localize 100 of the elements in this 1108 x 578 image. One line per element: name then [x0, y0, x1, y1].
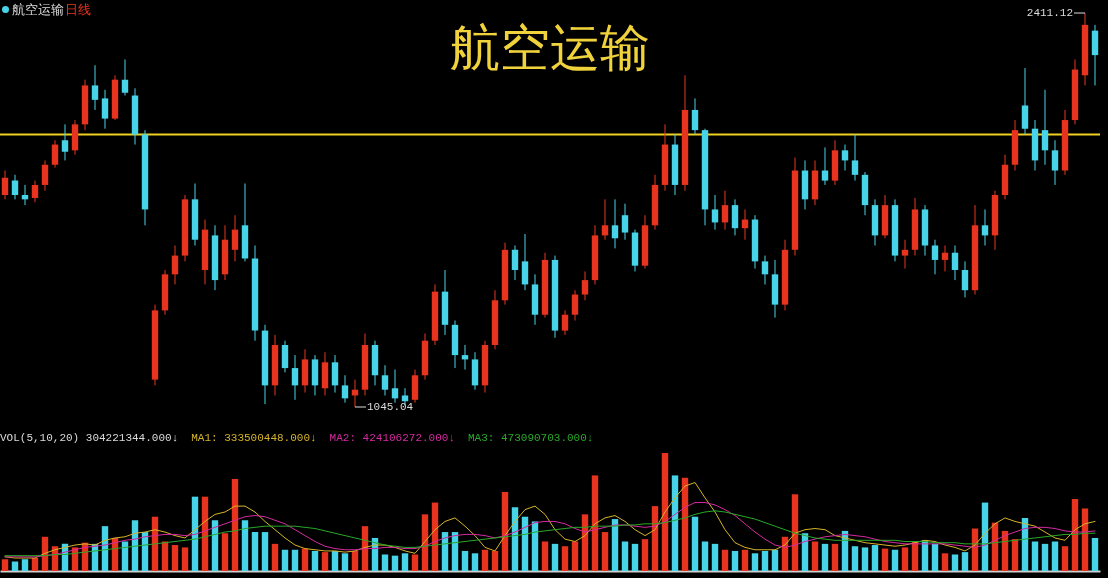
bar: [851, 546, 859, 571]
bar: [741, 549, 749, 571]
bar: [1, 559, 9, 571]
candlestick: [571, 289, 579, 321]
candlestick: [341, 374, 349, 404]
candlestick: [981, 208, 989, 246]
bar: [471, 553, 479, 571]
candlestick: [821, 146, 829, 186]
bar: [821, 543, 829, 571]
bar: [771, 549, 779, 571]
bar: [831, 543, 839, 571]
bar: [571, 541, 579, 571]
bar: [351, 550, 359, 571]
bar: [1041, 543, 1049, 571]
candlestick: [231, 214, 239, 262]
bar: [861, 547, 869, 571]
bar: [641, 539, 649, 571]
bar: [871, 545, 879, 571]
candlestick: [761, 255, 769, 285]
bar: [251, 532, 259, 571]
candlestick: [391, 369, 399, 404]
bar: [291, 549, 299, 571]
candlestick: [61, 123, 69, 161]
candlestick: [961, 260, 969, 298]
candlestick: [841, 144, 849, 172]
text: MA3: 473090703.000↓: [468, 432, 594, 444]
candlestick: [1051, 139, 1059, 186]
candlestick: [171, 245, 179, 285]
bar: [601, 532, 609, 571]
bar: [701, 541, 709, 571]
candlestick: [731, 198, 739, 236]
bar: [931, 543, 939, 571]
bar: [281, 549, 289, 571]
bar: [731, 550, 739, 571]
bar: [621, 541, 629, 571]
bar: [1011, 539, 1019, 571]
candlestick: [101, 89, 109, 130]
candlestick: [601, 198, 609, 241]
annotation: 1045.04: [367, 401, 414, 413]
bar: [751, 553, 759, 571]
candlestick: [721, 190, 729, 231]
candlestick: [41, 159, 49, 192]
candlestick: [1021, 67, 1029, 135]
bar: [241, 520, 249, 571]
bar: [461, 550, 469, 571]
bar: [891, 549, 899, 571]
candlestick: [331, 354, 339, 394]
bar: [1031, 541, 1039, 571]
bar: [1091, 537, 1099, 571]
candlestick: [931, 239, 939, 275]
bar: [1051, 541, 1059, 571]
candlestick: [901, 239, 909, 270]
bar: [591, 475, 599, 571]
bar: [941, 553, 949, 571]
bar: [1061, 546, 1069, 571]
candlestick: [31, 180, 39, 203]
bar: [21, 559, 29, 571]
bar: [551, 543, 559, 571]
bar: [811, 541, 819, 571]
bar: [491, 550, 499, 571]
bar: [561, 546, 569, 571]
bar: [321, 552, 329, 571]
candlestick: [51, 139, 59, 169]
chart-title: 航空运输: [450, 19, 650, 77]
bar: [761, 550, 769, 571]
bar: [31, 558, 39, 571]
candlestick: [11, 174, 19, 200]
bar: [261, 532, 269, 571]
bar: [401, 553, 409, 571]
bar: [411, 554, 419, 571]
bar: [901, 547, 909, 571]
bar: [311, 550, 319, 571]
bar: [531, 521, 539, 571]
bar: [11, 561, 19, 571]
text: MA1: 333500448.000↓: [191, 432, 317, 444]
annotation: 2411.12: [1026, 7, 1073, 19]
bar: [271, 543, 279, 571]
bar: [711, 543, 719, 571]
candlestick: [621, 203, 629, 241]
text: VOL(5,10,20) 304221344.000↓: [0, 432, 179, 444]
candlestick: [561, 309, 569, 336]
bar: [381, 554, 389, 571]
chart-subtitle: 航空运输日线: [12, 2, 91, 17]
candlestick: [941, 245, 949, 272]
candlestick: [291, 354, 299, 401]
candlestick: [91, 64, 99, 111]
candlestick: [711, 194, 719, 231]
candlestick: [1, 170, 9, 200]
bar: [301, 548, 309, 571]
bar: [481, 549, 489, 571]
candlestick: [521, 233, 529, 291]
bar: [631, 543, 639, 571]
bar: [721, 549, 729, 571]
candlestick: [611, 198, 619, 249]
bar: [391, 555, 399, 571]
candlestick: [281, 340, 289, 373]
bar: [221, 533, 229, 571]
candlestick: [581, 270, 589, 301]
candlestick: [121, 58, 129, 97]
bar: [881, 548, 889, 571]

-*-*-

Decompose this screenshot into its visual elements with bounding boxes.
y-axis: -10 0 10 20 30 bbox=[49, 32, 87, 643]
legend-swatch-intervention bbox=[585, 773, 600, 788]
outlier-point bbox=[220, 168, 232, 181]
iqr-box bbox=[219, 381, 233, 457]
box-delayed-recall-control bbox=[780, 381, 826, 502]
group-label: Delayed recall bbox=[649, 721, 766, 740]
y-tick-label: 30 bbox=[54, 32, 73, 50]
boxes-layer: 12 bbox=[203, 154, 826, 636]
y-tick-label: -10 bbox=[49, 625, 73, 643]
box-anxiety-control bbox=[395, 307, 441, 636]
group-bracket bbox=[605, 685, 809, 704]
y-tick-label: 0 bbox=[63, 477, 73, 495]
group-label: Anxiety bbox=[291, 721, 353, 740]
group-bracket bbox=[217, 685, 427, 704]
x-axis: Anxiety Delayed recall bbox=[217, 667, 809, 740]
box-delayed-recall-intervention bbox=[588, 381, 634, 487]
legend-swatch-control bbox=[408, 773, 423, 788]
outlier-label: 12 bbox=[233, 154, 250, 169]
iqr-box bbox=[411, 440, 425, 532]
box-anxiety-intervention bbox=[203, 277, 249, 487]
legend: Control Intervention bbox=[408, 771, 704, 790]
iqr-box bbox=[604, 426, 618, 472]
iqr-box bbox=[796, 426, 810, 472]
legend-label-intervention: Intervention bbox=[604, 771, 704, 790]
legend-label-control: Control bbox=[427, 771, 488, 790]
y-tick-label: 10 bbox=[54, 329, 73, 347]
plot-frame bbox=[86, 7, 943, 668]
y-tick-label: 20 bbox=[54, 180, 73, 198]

-*-*-

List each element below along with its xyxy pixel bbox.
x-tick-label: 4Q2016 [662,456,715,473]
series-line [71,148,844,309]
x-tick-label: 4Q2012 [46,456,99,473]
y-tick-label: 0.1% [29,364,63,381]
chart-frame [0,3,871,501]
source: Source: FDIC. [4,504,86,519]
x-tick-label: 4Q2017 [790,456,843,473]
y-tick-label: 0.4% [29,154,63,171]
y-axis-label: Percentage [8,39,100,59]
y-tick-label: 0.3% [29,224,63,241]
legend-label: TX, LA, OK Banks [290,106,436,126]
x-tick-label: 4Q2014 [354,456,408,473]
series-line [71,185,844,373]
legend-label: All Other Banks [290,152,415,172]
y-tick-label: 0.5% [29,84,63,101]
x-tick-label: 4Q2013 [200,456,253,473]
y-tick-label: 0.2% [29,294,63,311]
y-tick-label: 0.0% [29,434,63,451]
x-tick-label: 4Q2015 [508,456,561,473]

-*-*-

Given task -> Copy the lines of the records verbatim, starting with the line that contains "bar: [851, 546, 859, 571]" and stopping after the line that contains "candlestick: [841, 144, 849, 172]".

Reply to the task ->
bar: [851, 546, 859, 571]
bar: [741, 549, 749, 571]
bar: [1, 559, 9, 571]
candlestick: [571, 289, 579, 321]
candlestick: [341, 374, 349, 404]
candlestick: [981, 208, 989, 246]
bar: [471, 553, 479, 571]
candlestick: [821, 146, 829, 186]
bar: [821, 543, 829, 571]
bar: [771, 549, 779, 571]
bar: [831, 543, 839, 571]
bar: [571, 541, 579, 571]
bar: [351, 550, 359, 571]
bar: [1041, 543, 1049, 571]
candlestick: [231, 214, 239, 262]
bar: [861, 547, 869, 571]
bar: [641, 539, 649, 571]
bar: [871, 545, 879, 571]
candlestick: [761, 255, 769, 285]
bar: [251, 532, 259, 571]
candlestick: [391, 369, 399, 404]
bar: [291, 549, 299, 571]
candlestick: [61, 123, 69, 161]
candlestick: [961, 260, 969, 298]
candlestick: [841, 144, 849, 172]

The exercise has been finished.